## Data rows

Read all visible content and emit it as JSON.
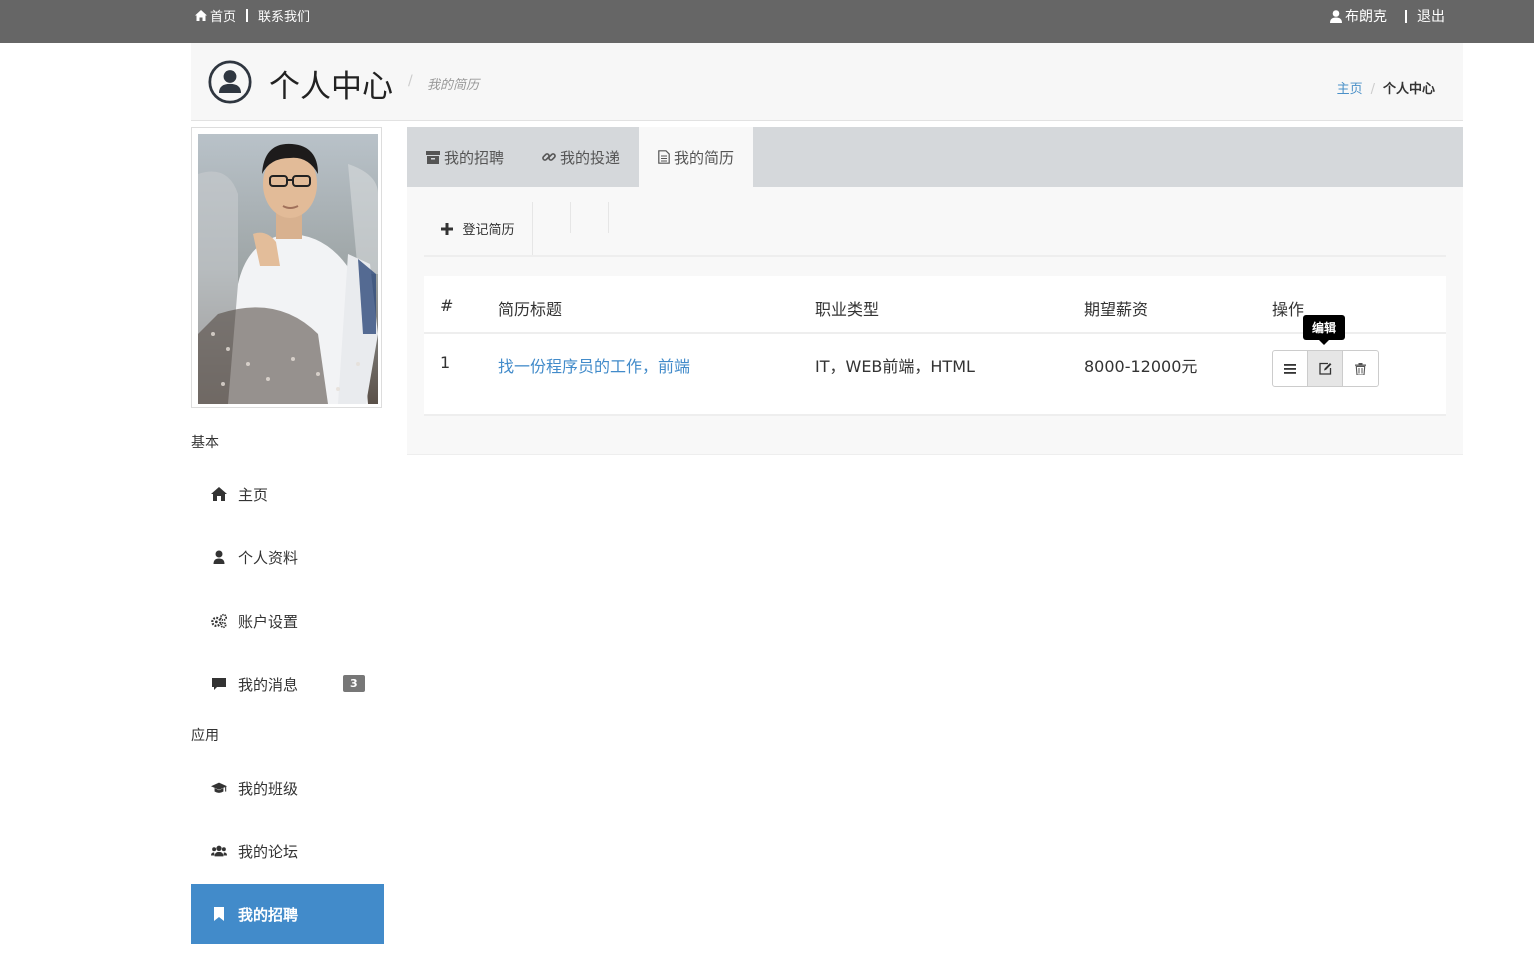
{
  "topbar": {
    "home": "首页",
    "contact": "联系我们",
    "user": "布朗克",
    "logout": "退出"
  },
  "header": {
    "title": "个人中心",
    "subtitle": "我的简历",
    "breadcrumb_home": "主页",
    "breadcrumb_current": "个人中心"
  },
  "sidebar": {
    "section_basic": "基本",
    "section_apps": "应用",
    "items": [
      {
        "label": "主页",
        "icon": "home-icon"
      },
      {
        "label": "个人资料",
        "icon": "user-icon"
      },
      {
        "label": "账户设置",
        "icon": "gears-icon"
      },
      {
        "label": "我的消息",
        "icon": "comment-icon",
        "badge": "3"
      },
      {
        "label": "我的班级",
        "icon": "graduation-cap-icon"
      },
      {
        "label": "我的论坛",
        "icon": "users-icon"
      },
      {
        "label": "我的招聘",
        "icon": "bookmark-icon",
        "active": true
      }
    ]
  },
  "tabs": [
    {
      "label": "我的招聘",
      "icon": "archive-icon"
    },
    {
      "label": "我的投递",
      "icon": "link-icon"
    },
    {
      "label": "我的简历",
      "icon": "file-icon",
      "active": true
    }
  ],
  "toolbar": {
    "add_label": "登记简历"
  },
  "table": {
    "headers": [
      "#",
      "简历标题",
      "职业类型",
      "期望薪资",
      "操作"
    ],
    "rows": [
      {
        "num": "1",
        "title": "找一份程序员的工作，前端",
        "type": "IT，WEB前端，HTML",
        "salary": "8000-12000元"
      }
    ],
    "tooltip": "编辑"
  },
  "colors": {
    "topbar": "#666666",
    "accent": "#428bca",
    "tabs_bg": "#d5d8db"
  }
}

## What the task asks
Transcribe the records above exactly, omitting every picture they contain.

## Task result
Read all visible content and emit it as JSON.
{
  "topbar": {
    "home": "首页",
    "contact": "联系我们",
    "user": "布朗克",
    "logout": "退出"
  },
  "header": {
    "title": "个人中心",
    "subtitle": "我的简历",
    "breadcrumb_home": "主页",
    "breadcrumb_current": "个人中心"
  },
  "sidebar": {
    "section_basic": "基本",
    "section_apps": "应用",
    "items": [
      {
        "label": "主页",
        "icon": "home-icon"
      },
      {
        "label": "个人资料",
        "icon": "user-icon"
      },
      {
        "label": "账户设置",
        "icon": "gears-icon"
      },
      {
        "label": "我的消息",
        "icon": "comment-icon",
        "badge": "3"
      },
      {
        "label": "我的班级",
        "icon": "graduation-cap-icon"
      },
      {
        "label": "我的论坛",
        "icon": "users-icon"
      },
      {
        "label": "我的招聘",
        "icon": "bookmark-icon",
        "active": true
      }
    ]
  },
  "tabs": [
    {
      "label": "我的招聘",
      "icon": "archive-icon"
    },
    {
      "label": "我的投递",
      "icon": "link-icon"
    },
    {
      "label": "我的简历",
      "icon": "file-icon",
      "active": true
    }
  ],
  "toolbar": {
    "add_label": "登记简历"
  },
  "table": {
    "headers": [
      "#",
      "简历标题",
      "职业类型",
      "期望薪资",
      "操作"
    ],
    "rows": [
      {
        "num": "1",
        "title": "找一份程序员的工作，前端",
        "type": "IT，WEB前端，HTML",
        "salary": "8000-12000元"
      }
    ],
    "tooltip": "编辑"
  },
  "colors": {
    "topbar": "#666666",
    "accent": "#428bca",
    "tabs_bg": "#d5d8db"
  }
}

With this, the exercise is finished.